Records from a dataset
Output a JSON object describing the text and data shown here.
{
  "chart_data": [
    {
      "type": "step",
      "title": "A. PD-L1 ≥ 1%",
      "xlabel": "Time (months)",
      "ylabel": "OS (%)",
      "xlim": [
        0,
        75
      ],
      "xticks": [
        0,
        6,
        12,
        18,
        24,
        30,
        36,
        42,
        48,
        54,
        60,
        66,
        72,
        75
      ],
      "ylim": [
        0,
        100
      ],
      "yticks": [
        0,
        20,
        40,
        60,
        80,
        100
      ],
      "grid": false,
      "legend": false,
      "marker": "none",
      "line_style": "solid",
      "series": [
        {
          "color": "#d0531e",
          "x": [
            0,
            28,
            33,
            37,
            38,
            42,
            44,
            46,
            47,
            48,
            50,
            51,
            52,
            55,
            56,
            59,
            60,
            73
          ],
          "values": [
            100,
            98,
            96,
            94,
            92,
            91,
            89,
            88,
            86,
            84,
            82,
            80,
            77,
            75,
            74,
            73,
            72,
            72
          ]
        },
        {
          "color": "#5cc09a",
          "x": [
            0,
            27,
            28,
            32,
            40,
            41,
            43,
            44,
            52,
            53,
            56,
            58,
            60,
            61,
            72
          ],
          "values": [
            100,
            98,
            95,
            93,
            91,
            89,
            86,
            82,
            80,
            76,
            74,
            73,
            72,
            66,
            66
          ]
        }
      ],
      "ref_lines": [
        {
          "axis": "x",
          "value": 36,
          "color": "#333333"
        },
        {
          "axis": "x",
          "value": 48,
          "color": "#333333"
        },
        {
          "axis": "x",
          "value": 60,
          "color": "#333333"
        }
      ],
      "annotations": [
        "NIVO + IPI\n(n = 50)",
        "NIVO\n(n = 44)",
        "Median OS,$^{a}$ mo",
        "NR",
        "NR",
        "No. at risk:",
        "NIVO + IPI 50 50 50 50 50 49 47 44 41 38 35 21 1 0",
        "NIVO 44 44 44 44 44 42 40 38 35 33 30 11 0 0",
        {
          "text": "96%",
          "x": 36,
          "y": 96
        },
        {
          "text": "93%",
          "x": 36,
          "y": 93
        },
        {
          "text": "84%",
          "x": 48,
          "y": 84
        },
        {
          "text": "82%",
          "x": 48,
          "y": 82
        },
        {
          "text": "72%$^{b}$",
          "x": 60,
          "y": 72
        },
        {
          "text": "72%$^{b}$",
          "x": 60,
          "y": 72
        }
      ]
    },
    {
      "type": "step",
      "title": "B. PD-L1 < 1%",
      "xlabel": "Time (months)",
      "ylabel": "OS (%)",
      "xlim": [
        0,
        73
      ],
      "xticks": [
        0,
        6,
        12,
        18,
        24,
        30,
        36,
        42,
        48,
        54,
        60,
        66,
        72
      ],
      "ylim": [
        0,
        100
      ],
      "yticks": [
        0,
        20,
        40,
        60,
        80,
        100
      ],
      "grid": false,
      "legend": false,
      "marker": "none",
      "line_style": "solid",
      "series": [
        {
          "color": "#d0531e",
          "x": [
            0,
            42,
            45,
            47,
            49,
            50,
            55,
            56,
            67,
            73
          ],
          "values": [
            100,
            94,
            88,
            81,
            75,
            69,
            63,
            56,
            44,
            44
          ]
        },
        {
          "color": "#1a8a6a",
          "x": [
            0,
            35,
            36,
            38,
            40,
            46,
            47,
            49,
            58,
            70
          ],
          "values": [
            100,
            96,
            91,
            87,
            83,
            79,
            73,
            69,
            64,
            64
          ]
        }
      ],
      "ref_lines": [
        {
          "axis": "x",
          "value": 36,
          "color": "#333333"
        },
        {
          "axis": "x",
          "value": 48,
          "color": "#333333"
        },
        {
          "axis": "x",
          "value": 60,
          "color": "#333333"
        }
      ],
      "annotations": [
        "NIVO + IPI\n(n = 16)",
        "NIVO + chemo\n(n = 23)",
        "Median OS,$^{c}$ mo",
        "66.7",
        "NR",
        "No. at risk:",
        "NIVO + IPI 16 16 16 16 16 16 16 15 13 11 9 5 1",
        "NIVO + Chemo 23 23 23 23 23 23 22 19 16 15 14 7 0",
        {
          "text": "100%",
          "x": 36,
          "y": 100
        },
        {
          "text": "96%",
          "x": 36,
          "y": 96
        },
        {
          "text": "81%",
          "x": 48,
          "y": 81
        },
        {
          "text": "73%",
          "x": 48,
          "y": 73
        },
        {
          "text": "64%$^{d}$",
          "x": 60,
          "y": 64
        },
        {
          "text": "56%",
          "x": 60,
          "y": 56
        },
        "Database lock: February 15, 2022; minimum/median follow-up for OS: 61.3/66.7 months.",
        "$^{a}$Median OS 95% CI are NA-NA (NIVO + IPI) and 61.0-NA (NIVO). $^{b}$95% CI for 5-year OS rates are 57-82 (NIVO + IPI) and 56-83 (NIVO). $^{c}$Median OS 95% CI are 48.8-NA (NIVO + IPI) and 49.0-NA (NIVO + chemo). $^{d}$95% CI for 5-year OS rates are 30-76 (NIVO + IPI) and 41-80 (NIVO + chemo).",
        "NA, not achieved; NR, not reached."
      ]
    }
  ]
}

[DIRECTIONS FOR THIS TASK]: Working from the material above, retype it in its entirety without change.

[OUTPUT FOR THIS EXERCISE]:
Output a JSON object describing the text and data shown here.
{
  "chart_data": [
    {
      "type": "step",
      "title": "A. PD-L1 ≥ 1%",
      "xlabel": "Time (months)",
      "ylabel": "OS (%)",
      "xlim": [
        0,
        75
      ],
      "xticks": [
        0,
        6,
        12,
        18,
        24,
        30,
        36,
        42,
        48,
        54,
        60,
        66,
        72,
        75
      ],
      "ylim": [
        0,
        100
      ],
      "yticks": [
        0,
        20,
        40,
        60,
        80,
        100
      ],
      "grid": false,
      "legend": false,
      "marker": "none",
      "line_style": "solid",
      "series": [
        {
          "color": "#d0531e",
          "x": [
            0,
            28,
            33,
            37,
            38,
            42,
            44,
            46,
            47,
            48,
            50,
            51,
            52,
            55,
            56,
            59,
            60,
            73
          ],
          "values": [
            100,
            98,
            96,
            94,
            92,
            91,
            89,
            88,
            86,
            84,
            82,
            80,
            77,
            75,
            74,
            73,
            72,
            72
          ]
        },
        {
          "color": "#5cc09a",
          "x": [
            0,
            27,
            28,
            32,
            40,
            41,
            43,
            44,
            52,
            53,
            56,
            58,
            60,
            61,
            72
          ],
          "values": [
            100,
            98,
            95,
            93,
            91,
            89,
            86,
            82,
            80,
            76,
            74,
            73,
            72,
            66,
            66
          ]
        }
      ],
      "ref_lines": [
        {
          "axis": "x",
          "value": 36,
          "color": "#333333"
        },
        {
          "axis": "x",
          "value": 48,
          "color": "#333333"
        },
        {
          "axis": "x",
          "value": 60,
          "color": "#333333"
        }
      ],
      "annotations": [
        "NIVO + IPI\n(n = 50)",
        "NIVO\n(n = 44)",
        "Median OS,$^{a}$ mo",
        "NR",
        "NR",
        "No. at risk:",
        "NIVO + IPI 50 50 50 50 50 49 47 44 41 38 35 21 1 0",
        "NIVO 44 44 44 44 44 42 40 38 35 33 30 11 0 0",
        {
          "text": "96%",
          "x": 36,
          "y": 96
        },
        {
          "text": "93%",
          "x": 36,
          "y": 93
        },
        {
          "text": "84%",
          "x": 48,
          "y": 84
        },
        {
          "text": "82%",
          "x": 48,
          "y": 82
        },
        {
          "text": "72%$^{b}$",
          "x": 60,
          "y": 72
        },
        {
          "text": "72%$^{b}$",
          "x": 60,
          "y": 72
        }
      ]
    },
    {
      "type": "step",
      "title": "B. PD-L1 < 1%",
      "xlabel": "Time (months)",
      "ylabel": "OS (%)",
      "xlim": [
        0,
        73
      ],
      "xticks": [
        0,
        6,
        12,
        18,
        24,
        30,
        36,
        42,
        48,
        54,
        60,
        66,
        72
      ],
      "ylim": [
        0,
        100
      ],
      "yticks": [
        0,
        20,
        40,
        60,
        80,
        100
      ],
      "grid": false,
      "legend": false,
      "marker": "none",
      "line_style": "solid",
      "series": [
        {
          "color": "#d0531e",
          "x": [
            0,
            42,
            45,
            47,
            49,
            50,
            55,
            56,
            67,
            73
          ],
          "values": [
            100,
            94,
            88,
            81,
            75,
            69,
            63,
            56,
            44,
            44
          ]
        },
        {
          "color": "#1a8a6a",
          "x": [
            0,
            35,
            36,
            38,
            40,
            46,
            47,
            49,
            58,
            70
          ],
          "values": [
            100,
            96,
            91,
            87,
            83,
            79,
            73,
            69,
            64,
            64
          ]
        }
      ],
      "ref_lines": [
        {
          "axis": "x",
          "value": 36,
          "color": "#333333"
        },
        {
          "axis": "x",
          "value": 48,
          "color": "#333333"
        },
        {
          "axis": "x",
          "value": 60,
          "color": "#333333"
        }
      ],
      "annotations": [
        "NIVO + IPI\n(n = 16)",
        "NIVO + chemo\n(n = 23)",
        "Median OS,$^{c}$ mo",
        "66.7",
        "NR",
        "No. at risk:",
        "NIVO + IPI 16 16 16 16 16 16 16 15 13 11 9 5 1",
        "NIVO + Chemo 23 23 23 23 23 23 22 19 16 15 14 7 0",
        {
          "text": "100%",
          "x": 36,
          "y": 100
        },
        {
          "text": "96%",
          "x": 36,
          "y": 96
        },
        {
          "text": "81%",
          "x": 48,
          "y": 81
        },
        {
          "text": "73%",
          "x": 48,
          "y": 73
        },
        {
          "text": "64%$^{d}$",
          "x": 60,
          "y": 64
        },
        {
          "text": "56%",
          "x": 60,
          "y": 56
        },
        "Database lock: February 15, 2022; minimum/median follow-up for OS: 61.3/66.7 months.",
        "$^{a}$Median OS 95% CI are NA-NA (NIVO + IPI) and 61.0-NA (NIVO). $^{b}$95% CI for 5-year OS rates are 57-82 (NIVO + IPI) and 56-83 (NIVO). $^{c}$Median OS 95% CI are 48.8-NA (NIVO + IPI) and 49.0-NA (NIVO + chemo). $^{d}$95% CI for 5-year OS rates are 30-76 (NIVO + IPI) and 41-80 (NIVO + chemo).",
        "NA, not achieved; NR, not reached."
      ]
    }
  ]
}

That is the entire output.